### Written exercise
Please state how many lines in the records contain the string "after", with no words besides the number.

### Data for processing

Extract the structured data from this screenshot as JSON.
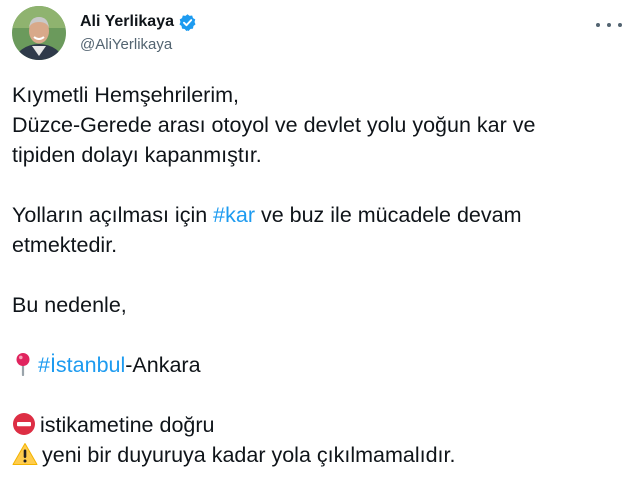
{
  "author": {
    "display_name": "Ali Yerlikaya",
    "handle": "@AliYerlikaya",
    "verified": true
  },
  "tweet": {
    "lines": [
      "Kıymetli Hemşehrilerim,",
      "Düzce-Gerede arası otoyol ve devlet yolu yoğun kar ve",
      "tipiden dolayı kapanmıştır."
    ],
    "para2": {
      "before": "Yolların açılması için ",
      "hashtag": "#kar",
      "after": " ve buz ile mücadele devam",
      "line2": "etmektedir."
    },
    "para3": "Bu nedenle,",
    "route": {
      "hashtag": "#İstanbul",
      "after": "-Ankara"
    },
    "direction": "istikametine doğru",
    "warning": "yeni bir duyuruya kadar yola çıkılmamalıdır."
  },
  "icons": {
    "verified": "verified-badge-icon",
    "more": "more-options-icon",
    "pin": "round-pushpin-icon",
    "no_entry": "no-entry-icon",
    "warning": "warning-icon"
  },
  "colors": {
    "link": "#1d9bf0",
    "text": "#0f1419",
    "secondary": "#536471"
  }
}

### Written reply
2